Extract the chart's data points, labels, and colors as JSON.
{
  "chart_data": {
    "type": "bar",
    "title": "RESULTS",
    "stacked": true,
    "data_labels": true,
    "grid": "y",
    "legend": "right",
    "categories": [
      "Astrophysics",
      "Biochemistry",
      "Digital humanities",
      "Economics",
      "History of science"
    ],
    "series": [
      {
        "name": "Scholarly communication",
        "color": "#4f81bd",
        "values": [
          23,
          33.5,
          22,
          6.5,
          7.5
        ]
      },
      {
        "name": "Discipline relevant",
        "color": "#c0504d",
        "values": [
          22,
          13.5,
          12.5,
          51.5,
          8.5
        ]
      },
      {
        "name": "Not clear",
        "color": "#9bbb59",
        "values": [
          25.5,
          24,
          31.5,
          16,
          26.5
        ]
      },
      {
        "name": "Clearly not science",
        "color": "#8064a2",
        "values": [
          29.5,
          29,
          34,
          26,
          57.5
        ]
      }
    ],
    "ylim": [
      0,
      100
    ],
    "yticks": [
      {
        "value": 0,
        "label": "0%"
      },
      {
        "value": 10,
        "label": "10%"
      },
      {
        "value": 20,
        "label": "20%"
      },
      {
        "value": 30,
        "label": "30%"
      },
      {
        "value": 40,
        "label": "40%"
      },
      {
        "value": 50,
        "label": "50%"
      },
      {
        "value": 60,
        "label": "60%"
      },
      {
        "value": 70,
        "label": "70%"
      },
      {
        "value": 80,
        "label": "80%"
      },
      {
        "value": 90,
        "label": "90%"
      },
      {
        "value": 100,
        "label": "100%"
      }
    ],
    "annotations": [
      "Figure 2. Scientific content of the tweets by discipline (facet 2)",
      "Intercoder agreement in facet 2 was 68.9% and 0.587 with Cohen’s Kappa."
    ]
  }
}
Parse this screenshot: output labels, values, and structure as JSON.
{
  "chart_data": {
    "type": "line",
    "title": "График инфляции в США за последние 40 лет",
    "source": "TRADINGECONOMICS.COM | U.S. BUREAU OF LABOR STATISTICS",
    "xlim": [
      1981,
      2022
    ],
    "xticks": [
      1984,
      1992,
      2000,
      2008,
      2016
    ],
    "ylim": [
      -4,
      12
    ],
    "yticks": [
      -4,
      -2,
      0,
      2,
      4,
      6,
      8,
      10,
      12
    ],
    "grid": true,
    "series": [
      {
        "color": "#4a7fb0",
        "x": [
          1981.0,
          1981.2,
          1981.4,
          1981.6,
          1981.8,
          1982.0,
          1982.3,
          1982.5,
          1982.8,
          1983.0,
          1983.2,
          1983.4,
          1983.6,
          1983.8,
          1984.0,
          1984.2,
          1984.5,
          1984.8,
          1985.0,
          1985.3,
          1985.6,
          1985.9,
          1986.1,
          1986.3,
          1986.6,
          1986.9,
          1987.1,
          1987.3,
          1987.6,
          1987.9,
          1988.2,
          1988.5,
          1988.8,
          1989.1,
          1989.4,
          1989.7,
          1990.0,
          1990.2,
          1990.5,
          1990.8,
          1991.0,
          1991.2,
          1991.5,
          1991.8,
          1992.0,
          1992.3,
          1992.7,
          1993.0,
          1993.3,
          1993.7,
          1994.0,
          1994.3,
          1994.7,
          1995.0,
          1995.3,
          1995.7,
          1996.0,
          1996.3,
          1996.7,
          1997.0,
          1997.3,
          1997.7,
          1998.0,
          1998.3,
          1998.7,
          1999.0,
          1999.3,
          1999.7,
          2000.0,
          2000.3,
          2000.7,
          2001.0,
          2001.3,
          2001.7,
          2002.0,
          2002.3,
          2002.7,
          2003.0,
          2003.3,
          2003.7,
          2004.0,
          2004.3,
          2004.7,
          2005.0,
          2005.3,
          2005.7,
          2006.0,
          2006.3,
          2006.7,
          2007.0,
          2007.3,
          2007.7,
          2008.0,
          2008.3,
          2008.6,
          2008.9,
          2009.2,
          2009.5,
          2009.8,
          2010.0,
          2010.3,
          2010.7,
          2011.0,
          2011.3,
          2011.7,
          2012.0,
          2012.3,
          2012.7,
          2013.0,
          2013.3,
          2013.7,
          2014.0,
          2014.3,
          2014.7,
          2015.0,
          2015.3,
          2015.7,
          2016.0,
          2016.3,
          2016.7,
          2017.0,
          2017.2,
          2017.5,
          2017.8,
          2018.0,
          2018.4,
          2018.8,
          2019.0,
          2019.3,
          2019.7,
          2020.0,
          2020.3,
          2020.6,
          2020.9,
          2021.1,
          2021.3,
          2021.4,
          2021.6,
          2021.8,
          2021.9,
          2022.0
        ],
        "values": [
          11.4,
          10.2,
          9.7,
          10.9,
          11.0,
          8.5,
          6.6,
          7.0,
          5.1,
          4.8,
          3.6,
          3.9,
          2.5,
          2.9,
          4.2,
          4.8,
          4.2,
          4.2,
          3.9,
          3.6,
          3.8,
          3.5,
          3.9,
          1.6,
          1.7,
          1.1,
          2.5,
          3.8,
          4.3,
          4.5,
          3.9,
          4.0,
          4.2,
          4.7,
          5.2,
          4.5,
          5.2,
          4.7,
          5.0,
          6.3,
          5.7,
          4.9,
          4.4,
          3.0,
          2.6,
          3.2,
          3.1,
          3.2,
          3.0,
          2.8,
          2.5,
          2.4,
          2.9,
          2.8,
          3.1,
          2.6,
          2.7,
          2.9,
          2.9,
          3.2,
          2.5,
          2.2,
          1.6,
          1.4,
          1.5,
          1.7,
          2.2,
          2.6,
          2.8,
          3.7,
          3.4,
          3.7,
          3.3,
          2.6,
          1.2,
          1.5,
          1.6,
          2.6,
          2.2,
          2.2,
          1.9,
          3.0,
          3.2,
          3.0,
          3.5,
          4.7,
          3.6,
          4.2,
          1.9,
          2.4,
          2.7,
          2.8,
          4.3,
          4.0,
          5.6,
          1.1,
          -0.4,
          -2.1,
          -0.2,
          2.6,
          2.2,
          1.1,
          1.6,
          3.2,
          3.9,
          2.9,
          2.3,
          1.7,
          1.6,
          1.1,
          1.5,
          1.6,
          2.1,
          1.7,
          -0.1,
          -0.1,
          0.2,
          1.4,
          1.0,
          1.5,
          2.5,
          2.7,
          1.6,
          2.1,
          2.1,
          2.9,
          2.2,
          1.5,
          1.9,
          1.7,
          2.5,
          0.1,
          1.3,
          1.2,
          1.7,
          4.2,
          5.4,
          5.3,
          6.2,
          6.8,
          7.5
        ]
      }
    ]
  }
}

> [INSTRUCTIONS FOR THE TASK]: Copy every line of the listing that includes the string "true".

> [FULL ANSWER]:
    "stacked": true,
    "data_labels": true,
    "grid": true,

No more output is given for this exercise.